### TASK TO COMPLETE
Show each line that has the string "Bienes" in it.

(Saved entries)
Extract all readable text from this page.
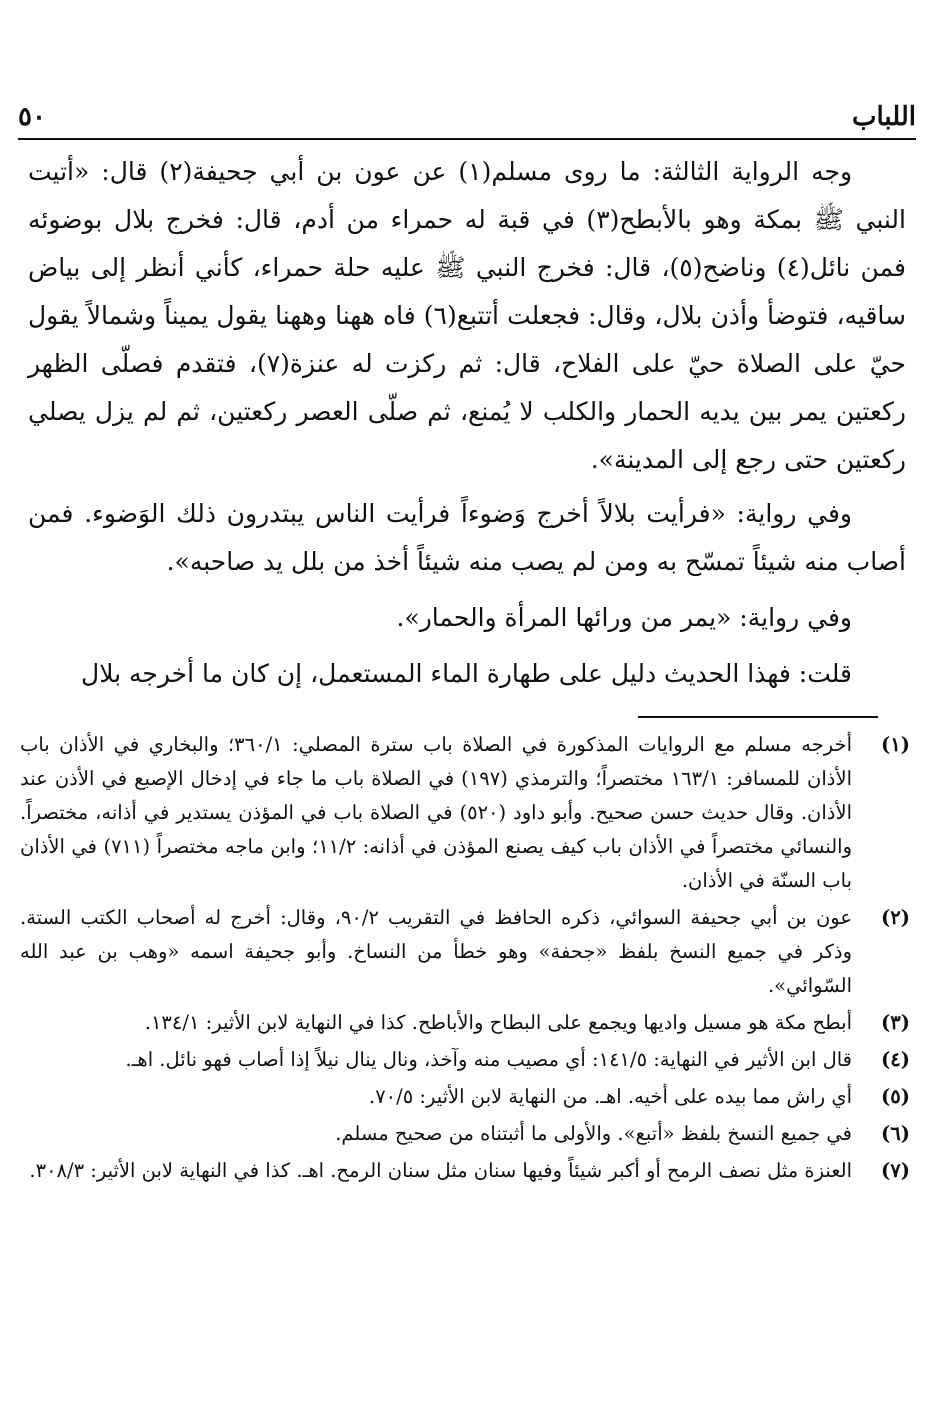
اللباب
٥٠

وجه الرواية الثالثة: ما روى مسلم(١) عن عون بن أبي جحيفة(٢) قال: «أتيت النبي ﷺ بمكة وهو بالأبطح(٣) في قبة له حمراء من أدم، قال: فخرج بلال بوضوئه فمن نائل(٤) وناضح(٥)، قال: فخرج النبي ﷺ عليه حلة حمراء، كأني أنظر إلى بياض ساقيه، فتوضأ وأذن بلال، وقال: فجعلت أتتبع(٦) فاه ههنا وههنا يقول يميناً وشمالاً يقول حيّ على الصلاة حيّ على الفلاح، قال: ثم ركزت له عنزة(٧)، فتقدم فصلّى الظهر ركعتين يمر بين يديه الحمار والكلب لا يُمنع، ثم صلّى العصر ركعتين، ثم لم يزل يصلي ركعتين حتى رجع إلى المدينة».

وفي رواية: «فرأيت بلالاً أخرج وَضوءاً فرأيت الناس يبتدرون ذلك الوَضوء. فمن أصاب منه شيئاً تمسّح به ومن لم يصب منه شيئاً أخذ من بلل يد صاحبه».

وفي رواية: «يمر من ورائها المرأة والحمار».

قلت: فهذا الحديث دليل على طهارة الماء المستعمل، إن كان ما أخرجه بلال

(١)
أخرجه مسلم مع الروايات المذكورة في الصلاة باب سترة المصلي: ٣٦٠/١؛ والبخاري في الأذان باب الأذان للمسافر: ١٦٣/١ مختصراً؛ والترمذي (١٩٧) في الصلاة باب ما جاء في إدخال الإصبع في الأذن عند الأذان. وقال حديث حسن صحيح. وأبو داود (٥٢٠) في الصلاة باب في المؤذن يستدير في أذانه، مختصراً. والنسائي مختصراً في الأذان باب كيف يصنع المؤذن في أذانه: ١١/٢؛ وابن ماجه مختصراً (٧١١) في الأذان باب السنّة في الأذان.
(٢)
عون بن أبي جحيفة السوائي، ذكره الحافظ في التقريب ٩٠/٢، وقال: أخرج له أصحاب الكتب الستة. وذكر في جميع النسخ بلفظ «جحفة» وهو خطأ من النساخ. وأبو جحيفة اسمه «وهب بن عبد الله السّوائي».
(٣)
أبطح مكة هو مسيل واديها ويجمع على البطاح والأباطح. كذا في النهاية لابن الأثير: ١٣٤/١.
(٤)
قال ابن الأثير في النهاية: ١٤١/٥: أي مصيب منه وآخذ، ونال ينال نيلاً إذا أصاب فهو نائل. اهـ.
(٥)
أي راش مما بيده على أخيه. اهـ. من النهاية لابن الأثير: ٧٠/٥.
(٦)
في جميع النسخ بلفظ «أتبع». والأولى ما أثبتناه من صحيح مسلم.
(٧)
العنزة مثل نصف الرمح أو أكبر شيئاً وفيها سنان مثل سنان الرمح. اهـ. كذا في النهاية لابن الأثير: ٣٠٨/٣.
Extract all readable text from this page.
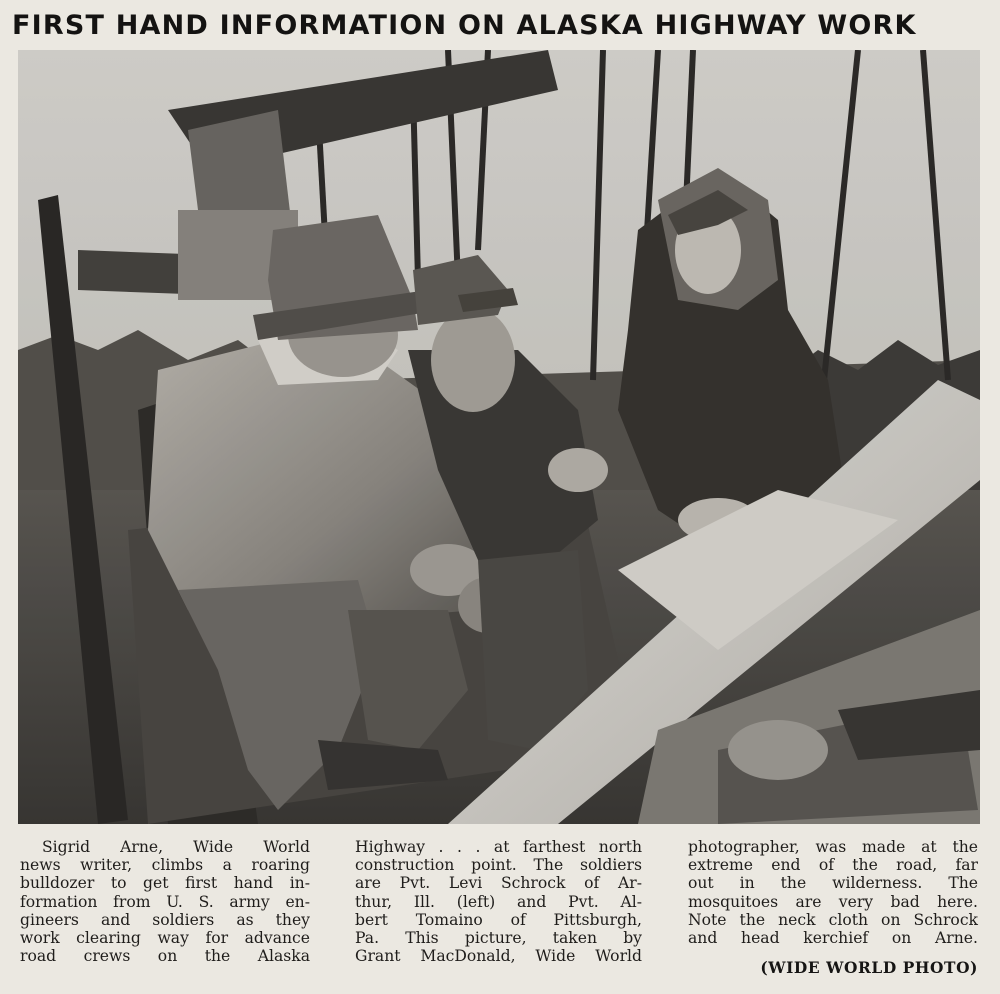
FIRST HAND INFORMATION ON ALASKA HIGHWAY WORK
Sigrid Arne, Wide World
news writer, climbs a roaring
bulldozer to get first hand in-
formation from U. S. army en-
gineers and soldiers as they
work clearing way for advance
road crews on the Alaska
Highway . . . at farthest north
construction point. The soldiers
are Pvt. Levi Schrock of Ar-
thur, Ill. (left) and Pvt. Al-
bert Tomaino of Pittsburgh,
Pa. This picture, taken by
Grant MacDonald, Wide World
photographer, was made at the
extreme end of the road, far
out in the wilderness. The
mosquitoes are very bad here.
Note the neck cloth on Schrock
and head kerchief on Arne.
(WIDE WORLD PHOTO)
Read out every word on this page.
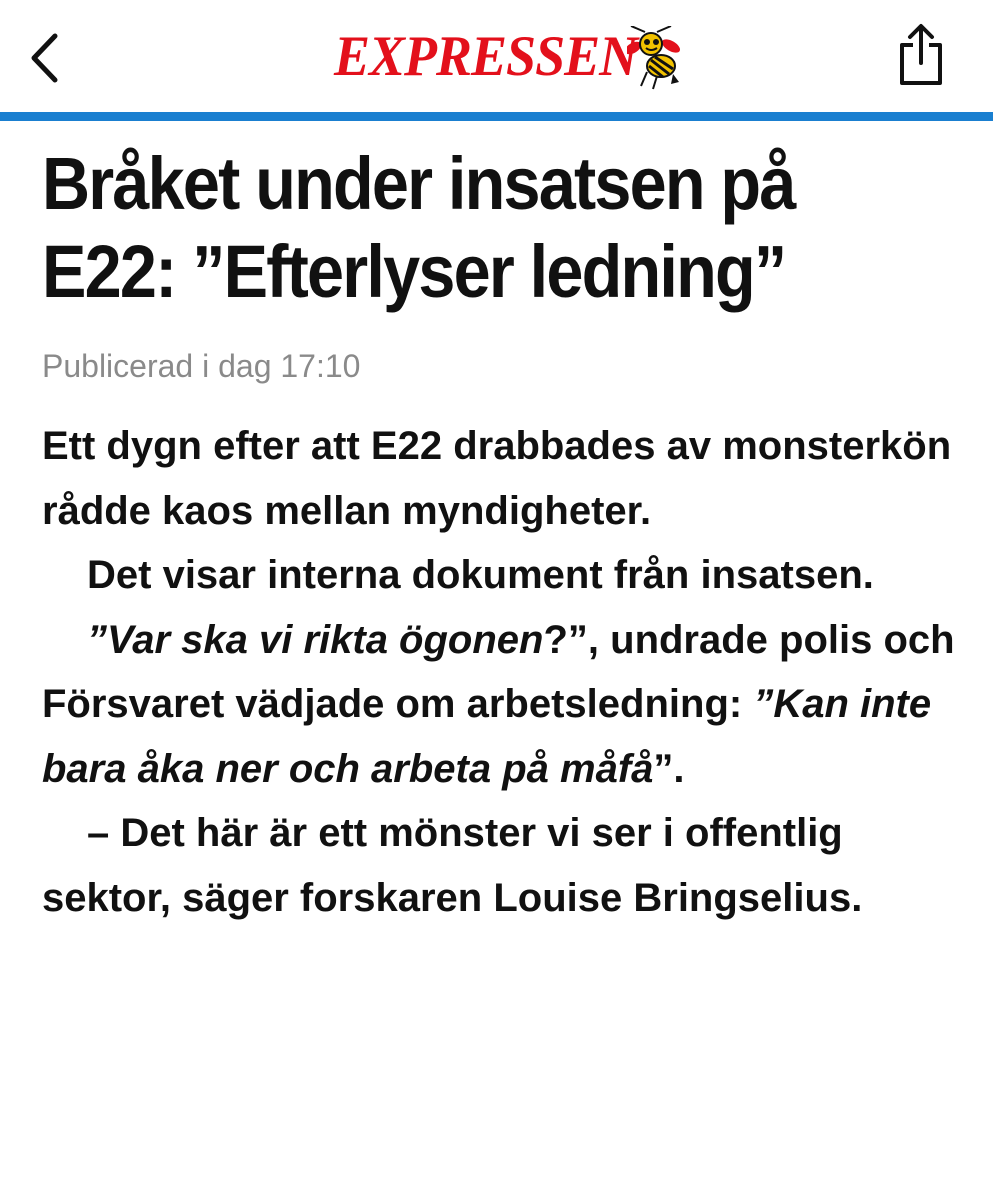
EXPRESSEN
Bråket under insatsen på E22: ”Efterlyser ledning”
Publicerad i dag 17:10

Ett dygn efter att E22 drabbades av monsterkön rådde kaos mellan myndigheter.

Det visar interna dokument från insatsen.

”Var ska vi rikta ögonen?”, undrade polis och Försvaret vädjade om arbetsledning: ”Kan inte bara åka ner och arbeta på måfå”.

– Det här är ett mönster vi ser i offentlig sektor, säger forskaren Louise Bringselius.
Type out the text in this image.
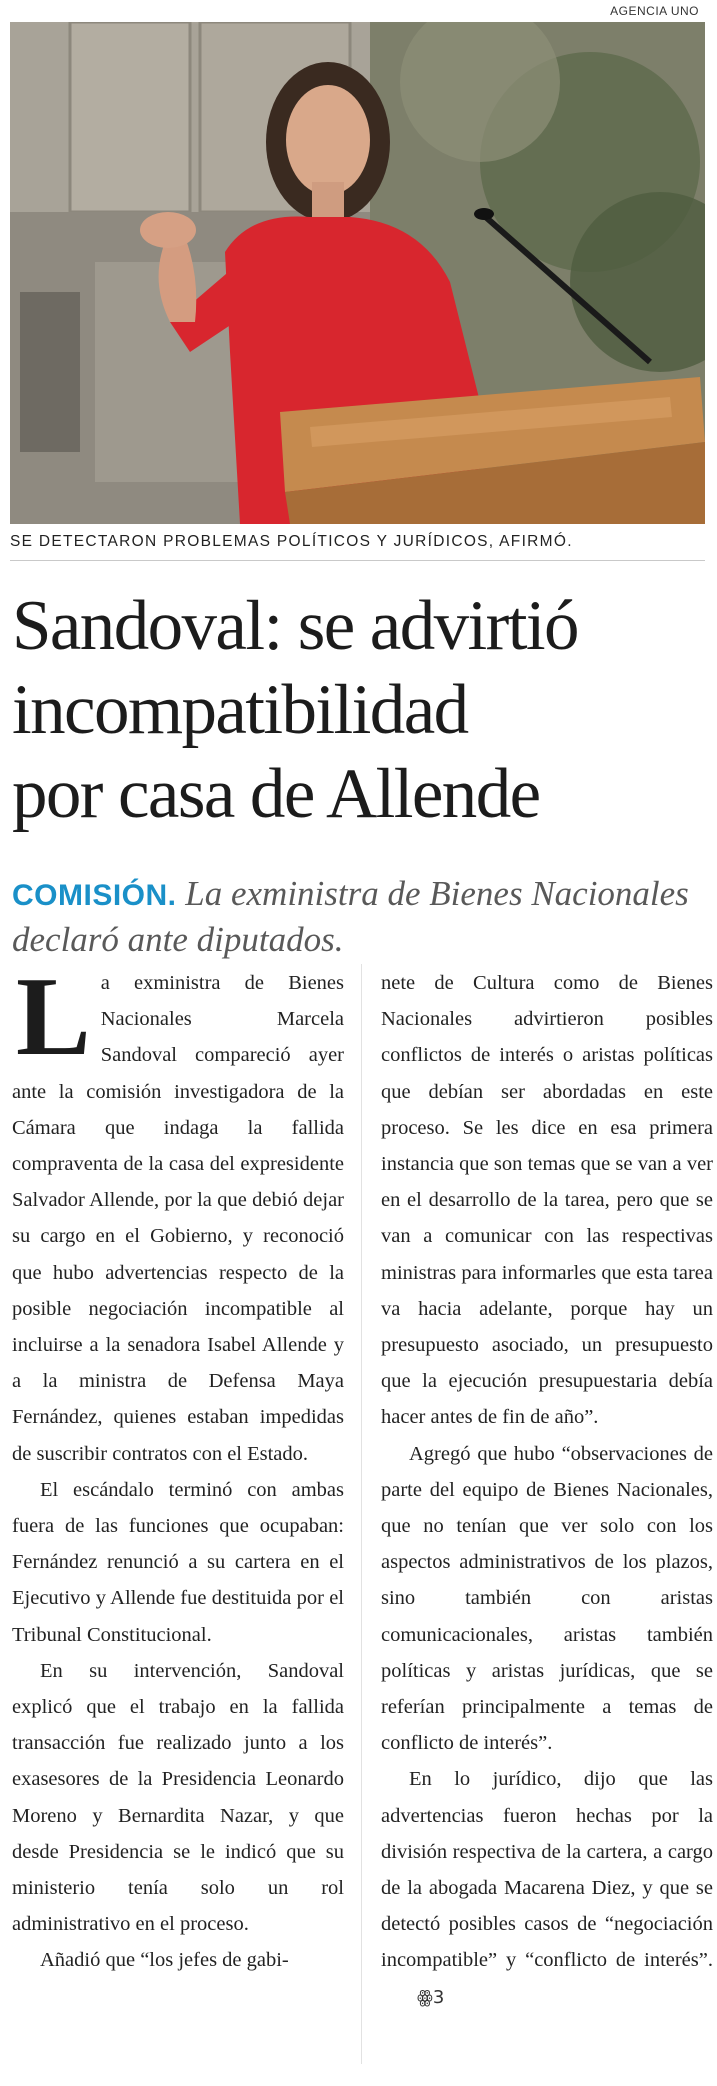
AGENCIA UNO
SE DETECTARON PROBLEMAS POLÍTICOS Y JURÍDICOS, AFIRMÓ.
Sandoval: se advirtió
incompatibilidad
por casa de Allende
COMISIÓN. La exministra de Bienes Nacionales declaró ante diputados.

La exministra de Bienes Nacionales Marcela Sandoval compareció ayer ante la comisión investigadora de la Cámara que indaga la fallida compraventa de la casa del expresidente Salvador Allende, por la que debió dejar su cargo en el Gobierno, y reconoció que hubo advertencias respecto de la posible negociación incompatible al incluirse a la senadora Isabel Allende y a la ministra de Defensa Maya Fernández, quienes estaban impedidas de suscribir contratos con el Estado.

El escándalo terminó con ambas fuera de las funciones que ocupaban: Fernández renunció a su cartera en el Ejecutivo y Allende fue destituida por el Tribunal Constitucional.

En su intervención, Sandoval explicó que el trabajo en la fallida transacción fue realizado junto a los exasesores de la Presidencia Leonardo Moreno y Bernardita Nazar, y que desde Presidencia se le indicó que su ministerio tenía solo un rol administrativo en el proceso.

Añadió que “los jefes de gabi-

nete de Cultura como de Bienes Nacionales advirtieron posibles conflictos de interés o aristas políticas que debían ser abordadas en este proceso. Se les dice en esa primera instancia que son temas que se van a ver en el desarrollo de la tarea, pero que se van a comunicar con las respectivas ministras para informarles que esta tarea va hacia adelante, porque hay un presupuesto asociado, un presupuesto que la ejecución presupuestaria debía hacer antes de fin de año”.

Agregó que hubo “observaciones de parte del equipo de Bienes Nacionales, que no tenían que ver solo con los aspectos administrativos de los plazos, sino también con aristas comunicacionales, aristas también políticas y aristas jurídicas, que se referían principalmente a temas de conflicto de interés”.

En lo jurídico, dijo que las advertencias fueron hechas por la división respectiva de la cartera, a cargo de la abogada Macarena Diez, y que se detectó posibles casos de “negociación incompatible” y “conflicto de interés”.ꙮ3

### OUTPUT OF THE TASK
COMISIÓN. La exministra de Bienes Nacionales declaró ante diputados.
La exministra de Bienes Nacionales Marcela Sandoval compareció ayer ante la comisión investigadora de la Cámara que indaga la fallida compraventa de la casa del expresidente Salvador Allende, por la que debió dejar su cargo en el Gobierno, y reconoció que hubo advertencias respecto de la posible negociación incompatible al incluirse a la senadora Isabel Allende y a la ministra de Defensa Maya Fernández, quienes estaban impedidas de suscribir contratos con el Estado.
nete de Cultura como de Bienes Nacionales advirtieron posibles conflictos de interés o aristas políticas que debían ser abordadas en este proceso. Se les dice en esa primera instancia que son temas que se van a ver en el desarrollo de la tarea, pero que se van a comunicar con las respectivas ministras para informarles que esta tarea va hacia adelante, porque hay un presupuesto asociado, un presupuesto que la ejecución presupuestaria debía hacer antes de fin de año”.
Agregó que hubo “observaciones de parte del equipo de Bienes Nacionales, que no tenían que ver solo con los aspectos administrativos de los plazos, sino también con aristas comunicacionales, aristas también políticas y aristas jurídicas, que se referían principalmente a temas de conflicto de interés”.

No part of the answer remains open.